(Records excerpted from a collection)
──────

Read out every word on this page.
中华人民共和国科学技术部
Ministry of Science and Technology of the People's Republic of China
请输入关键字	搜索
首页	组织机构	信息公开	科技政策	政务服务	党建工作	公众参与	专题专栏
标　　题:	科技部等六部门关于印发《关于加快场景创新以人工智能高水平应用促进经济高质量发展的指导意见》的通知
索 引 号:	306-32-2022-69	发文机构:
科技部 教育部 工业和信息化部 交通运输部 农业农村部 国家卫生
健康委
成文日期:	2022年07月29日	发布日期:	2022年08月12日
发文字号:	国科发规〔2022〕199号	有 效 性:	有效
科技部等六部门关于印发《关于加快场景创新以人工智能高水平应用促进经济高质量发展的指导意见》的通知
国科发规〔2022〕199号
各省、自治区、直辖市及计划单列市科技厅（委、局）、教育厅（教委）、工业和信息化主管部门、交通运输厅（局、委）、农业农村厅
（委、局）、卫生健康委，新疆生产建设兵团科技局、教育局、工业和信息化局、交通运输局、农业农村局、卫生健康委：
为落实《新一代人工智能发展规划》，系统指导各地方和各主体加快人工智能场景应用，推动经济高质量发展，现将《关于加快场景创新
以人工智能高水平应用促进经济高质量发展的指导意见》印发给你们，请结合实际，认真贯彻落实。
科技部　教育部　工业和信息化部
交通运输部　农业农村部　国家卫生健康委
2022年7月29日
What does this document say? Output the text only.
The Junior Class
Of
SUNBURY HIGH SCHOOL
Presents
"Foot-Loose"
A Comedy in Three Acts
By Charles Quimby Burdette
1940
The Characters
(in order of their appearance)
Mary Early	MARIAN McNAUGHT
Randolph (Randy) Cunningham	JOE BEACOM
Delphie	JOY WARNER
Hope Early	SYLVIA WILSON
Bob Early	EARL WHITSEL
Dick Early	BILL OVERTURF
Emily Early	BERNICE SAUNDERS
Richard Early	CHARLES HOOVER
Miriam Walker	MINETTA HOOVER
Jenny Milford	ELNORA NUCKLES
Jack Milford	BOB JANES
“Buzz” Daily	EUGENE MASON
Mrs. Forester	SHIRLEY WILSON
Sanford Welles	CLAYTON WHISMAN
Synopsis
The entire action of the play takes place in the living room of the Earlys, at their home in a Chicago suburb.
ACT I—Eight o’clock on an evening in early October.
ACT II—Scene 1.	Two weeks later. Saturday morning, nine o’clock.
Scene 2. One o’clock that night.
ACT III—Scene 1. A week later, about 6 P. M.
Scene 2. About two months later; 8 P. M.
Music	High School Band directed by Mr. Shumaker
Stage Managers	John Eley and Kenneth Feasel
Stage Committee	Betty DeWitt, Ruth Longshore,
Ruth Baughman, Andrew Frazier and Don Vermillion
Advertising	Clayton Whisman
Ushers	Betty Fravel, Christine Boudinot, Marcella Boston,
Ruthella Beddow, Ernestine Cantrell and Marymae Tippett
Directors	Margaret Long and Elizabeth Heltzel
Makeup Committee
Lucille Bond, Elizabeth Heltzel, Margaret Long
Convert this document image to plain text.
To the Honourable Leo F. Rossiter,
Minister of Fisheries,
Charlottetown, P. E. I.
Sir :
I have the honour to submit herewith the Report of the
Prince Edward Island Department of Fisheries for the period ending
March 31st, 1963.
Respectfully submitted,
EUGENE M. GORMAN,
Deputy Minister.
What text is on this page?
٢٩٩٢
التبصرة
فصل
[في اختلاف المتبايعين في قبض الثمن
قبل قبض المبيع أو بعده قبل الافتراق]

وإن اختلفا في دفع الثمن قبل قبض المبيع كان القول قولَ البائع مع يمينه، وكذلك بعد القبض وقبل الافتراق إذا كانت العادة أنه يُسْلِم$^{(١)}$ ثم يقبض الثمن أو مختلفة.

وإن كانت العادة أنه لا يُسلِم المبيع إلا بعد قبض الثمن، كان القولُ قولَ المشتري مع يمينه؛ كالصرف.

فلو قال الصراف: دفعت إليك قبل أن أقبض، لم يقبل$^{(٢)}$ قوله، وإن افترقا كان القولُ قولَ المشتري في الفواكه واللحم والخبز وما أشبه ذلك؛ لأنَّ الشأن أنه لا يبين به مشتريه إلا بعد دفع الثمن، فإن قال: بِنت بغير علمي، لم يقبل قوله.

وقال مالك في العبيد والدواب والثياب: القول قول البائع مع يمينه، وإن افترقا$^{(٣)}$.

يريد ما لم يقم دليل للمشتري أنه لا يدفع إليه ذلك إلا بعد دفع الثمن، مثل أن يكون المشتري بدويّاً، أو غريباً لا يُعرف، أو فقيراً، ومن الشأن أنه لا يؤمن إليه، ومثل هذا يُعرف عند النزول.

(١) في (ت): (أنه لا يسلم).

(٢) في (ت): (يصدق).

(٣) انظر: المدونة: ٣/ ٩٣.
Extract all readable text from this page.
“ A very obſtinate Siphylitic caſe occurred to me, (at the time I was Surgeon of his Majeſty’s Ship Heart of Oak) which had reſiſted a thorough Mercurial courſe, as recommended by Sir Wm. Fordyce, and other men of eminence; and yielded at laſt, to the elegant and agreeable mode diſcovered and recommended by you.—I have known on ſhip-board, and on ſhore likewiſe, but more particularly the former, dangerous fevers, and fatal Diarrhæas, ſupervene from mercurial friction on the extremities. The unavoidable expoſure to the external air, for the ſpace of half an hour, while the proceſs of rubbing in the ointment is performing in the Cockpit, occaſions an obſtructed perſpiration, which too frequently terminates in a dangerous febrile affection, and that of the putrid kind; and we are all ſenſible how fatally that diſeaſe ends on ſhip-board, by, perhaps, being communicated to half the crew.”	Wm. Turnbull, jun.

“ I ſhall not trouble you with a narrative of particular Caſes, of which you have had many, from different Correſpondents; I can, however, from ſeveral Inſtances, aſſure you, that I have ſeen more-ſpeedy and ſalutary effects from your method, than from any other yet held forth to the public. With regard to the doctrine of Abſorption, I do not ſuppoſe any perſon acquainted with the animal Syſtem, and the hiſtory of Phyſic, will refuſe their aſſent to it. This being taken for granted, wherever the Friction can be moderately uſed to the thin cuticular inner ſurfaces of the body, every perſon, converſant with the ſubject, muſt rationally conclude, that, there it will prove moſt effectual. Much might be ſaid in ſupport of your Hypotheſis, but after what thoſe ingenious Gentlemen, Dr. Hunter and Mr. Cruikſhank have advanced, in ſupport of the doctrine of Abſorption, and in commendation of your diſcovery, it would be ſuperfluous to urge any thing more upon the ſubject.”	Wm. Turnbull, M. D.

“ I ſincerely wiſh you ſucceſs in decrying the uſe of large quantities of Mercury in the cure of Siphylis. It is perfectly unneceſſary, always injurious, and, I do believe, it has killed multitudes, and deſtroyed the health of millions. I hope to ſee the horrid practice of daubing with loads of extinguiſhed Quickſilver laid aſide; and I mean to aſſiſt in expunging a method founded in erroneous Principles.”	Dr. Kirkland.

──────

GIVEN REQUEST:
Exactly reproduce every record.

THE COMPLETED TASK:
Read out every word on this page.
中华人民共和国科学技术部
Ministry of Science and Technology of the People's Republic of China
请输入关键字	搜索
首页	组织机构	信息公开	科技政策	政务服务	党建工作	公众参与	专题专栏
标　　题:	科技部等六部门关于印发《关于加快场景创新以人工智能高水平应用促进经济高质量发展的指导意见》的通知
索 引 号:	306-32-2022-69	发文机构:
科技部 教育部 工业和信息化部 交通运输部 农业农村部 国家卫生
健康委
成文日期:	2022年07月29日	发布日期:	2022年08月12日
发文字号:	国科发规〔2022〕199号	有 效 性:	有效
科技部等六部门关于印发《关于加快场景创新以人工智能高水平应用促进经济高质量发展的指导意见》的通知
国科发规〔2022〕199号
各省、自治区、直辖市及计划单列市科技厅（委、局）、教育厅（教委）、工业和信息化主管部门、交通运输厅（局、委）、农业农村厅
（委、局）、卫生健康委，新疆生产建设兵团科技局、教育局、工业和信息化局、交通运输局、农业农村局、卫生健康委：
为落实《新一代人工智能发展规划》，系统指导各地方和各主体加快人工智能场景应用，推动经济高质量发展，现将《关于加快场景创新
以人工智能高水平应用促进经济高质量发展的指导意见》印发给你们，请结合实际，认真贯彻落实。
科技部　教育部　工业和信息化部
交通运输部　农业农村部　国家卫生健康委
2022年7月29日
What does this document say? Output the text only.
The Junior Class
Of
SUNBURY HIGH SCHOOL
Presents
"Foot-Loose"
A Comedy in Three Acts
By Charles Quimby Burdette
1940
The Characters
(in order of their appearance)
Mary Early	MARIAN McNAUGHT
Randolph (Randy) Cunningham	JOE BEACOM
Delphie	JOY WARNER
Hope Early	SYLVIA WILSON
Bob Early	EARL WHITSEL
Dick Early	BILL OVERTURF
Emily Early	BERNICE SAUNDERS
Richard Early	CHARLES HOOVER
Miriam Walker	MINETTA HOOVER
Jenny Milford	ELNORA NUCKLES
Jack Milford	BOB JANES
“Buzz” Daily	EUGENE MASON
Mrs. Forester	SHIRLEY WILSON
Sanford Welles	CLAYTON WHISMAN
Synopsis
The entire action of the play takes place in the living room of the Earlys, at their home in a Chicago suburb.
ACT I—Eight o’clock on an evening in early October.
ACT II—Scene 1.	Two weeks later. Saturday morning, nine o’clock.
Scene 2. One o’clock that night.
ACT III—Scene 1. A week later, about 6 P. M.
Scene 2. About two months later; 8 P. M.
Music	High School Band directed by Mr. Shumaker
Stage Managers	John Eley and Kenneth Feasel
Stage Committee	Betty DeWitt, Ruth Longshore,
Ruth Baughman, Andrew Frazier and Don Vermillion
Advertising	Clayton Whisman
Ushers	Betty Fravel, Christine Boudinot, Marcella Boston,
Ruthella Beddow, Ernestine Cantrell and Marymae Tippett
Directors	Margaret Long and Elizabeth Heltzel
Makeup Committee
Lucille Bond, Elizabeth Heltzel, Margaret Long
Convert this document image to plain text.
To the Honourable Leo F. Rossiter,
Minister of Fisheries,
Charlottetown, P. E. I.
Sir :
I have the honour to submit herewith the Report of the
Prince Edward Island Department of Fisheries for the period ending
March 31st, 1963.
Respectfully submitted,
EUGENE M. GORMAN,
Deputy Minister.
What text is on this page?
٢٩٩٢
التبصرة
فصل
[في اختلاف المتبايعين في قبض الثمن
قبل قبض المبيع أو بعده قبل الافتراق]

وإن اختلفا في دفع الثمن قبل قبض المبيع كان القول قولَ البائع مع يمينه، وكذلك بعد القبض وقبل الافتراق إذا كانت العادة أنه يُسْلِم$^{(١)}$ ثم يقبض الثمن أو مختلفة.

وإن كانت العادة أنه لا يُسلِم المبيع إلا بعد قبض الثمن، كان القولُ قولَ المشتري مع يمينه؛ كالصرف.

فلو قال الصراف: دفعت إليك قبل أن أقبض، لم يقبل$^{(٢)}$ قوله، وإن افترقا كان القولُ قولَ المشتري في الفواكه واللحم والخبز وما أشبه ذلك؛ لأنَّ الشأن أنه لا يبين به مشتريه إلا بعد دفع الثمن، فإن قال: بِنت بغير علمي، لم يقبل قوله.

وقال مالك في العبيد والدواب والثياب: القول قول البائع مع يمينه، وإن افترقا$^{(٣)}$.

يريد ما لم يقم دليل للمشتري أنه لا يدفع إليه ذلك إلا بعد دفع الثمن، مثل أن يكون المشتري بدويّاً، أو غريباً لا يُعرف، أو فقيراً، ومن الشأن أنه لا يؤمن إليه، ومثل هذا يُعرف عند النزول.

(١) في (ت): (أنه لا يسلم).

(٢) في (ت): (يصدق).

(٣) انظر: المدونة: ٣/ ٩٣.
Extract all readable text from this page.
“ A very obſtinate Siphylitic caſe occurred to me, (at the time I was Surgeon of his Majeſty’s Ship Heart of Oak) which had reſiſted a thorough Mercurial courſe, as recommended by Sir Wm. Fordyce, and other men of eminence; and yielded at laſt, to the elegant and agreeable mode diſcovered and recommended by you.—I have known on ſhip-board, and on ſhore likewiſe, but more particularly the former, dangerous fevers, and fatal Diarrhæas, ſupervene from mercurial friction on the extremities. The unavoidable expoſure to the external air, for the ſpace of half an hour, while the proceſs of rubbing in the ointment is performing in the Cockpit, occaſions an obſtructed perſpiration, which too frequently terminates in a dangerous febrile affection, and that of the putrid kind; and we are all ſenſible how fatally that diſeaſe ends on ſhip-board, by, perhaps, being communicated to half the crew.”	Wm. Turnbull, jun.

“ I ſhall not trouble you with a narrative of particular Caſes, of which you have had many, from different Correſpondents; I can, however, from ſeveral Inſtances, aſſure you, that I have ſeen more-ſpeedy and ſalutary effects from your method, than from any other yet held forth to the public. With regard to the doctrine of Abſorption, I do not ſuppoſe any perſon acquainted with the animal Syſtem, and the hiſtory of Phyſic, will refuſe their aſſent to it. This being taken for granted, wherever the Friction can be moderately uſed to the thin cuticular inner ſurfaces of the body, every perſon, converſant with the ſubject, muſt rationally conclude, that, there it will prove moſt effectual. Much might be ſaid in ſupport of your Hypotheſis, but after what thoſe ingenious Gentlemen, Dr. Hunter and Mr. Cruikſhank have advanced, in ſupport of the doctrine of Abſorption, and in commendation of your diſcovery, it would be ſuperfluous to urge any thing more upon the ſubject.”	Wm. Turnbull, M. D.

“ I ſincerely wiſh you ſucceſs in decrying the uſe of large quantities of Mercury in the cure of Siphylis. It is perfectly unneceſſary, always injurious, and, I do believe, it has killed multitudes, and deſtroyed the health of millions. I hope to ſee the horrid practice of daubing with loads of extinguiſhed Quickſilver laid aſide; and I mean to aſſiſt in expunging a method founded in erroneous Principles.”	Dr. Kirkland.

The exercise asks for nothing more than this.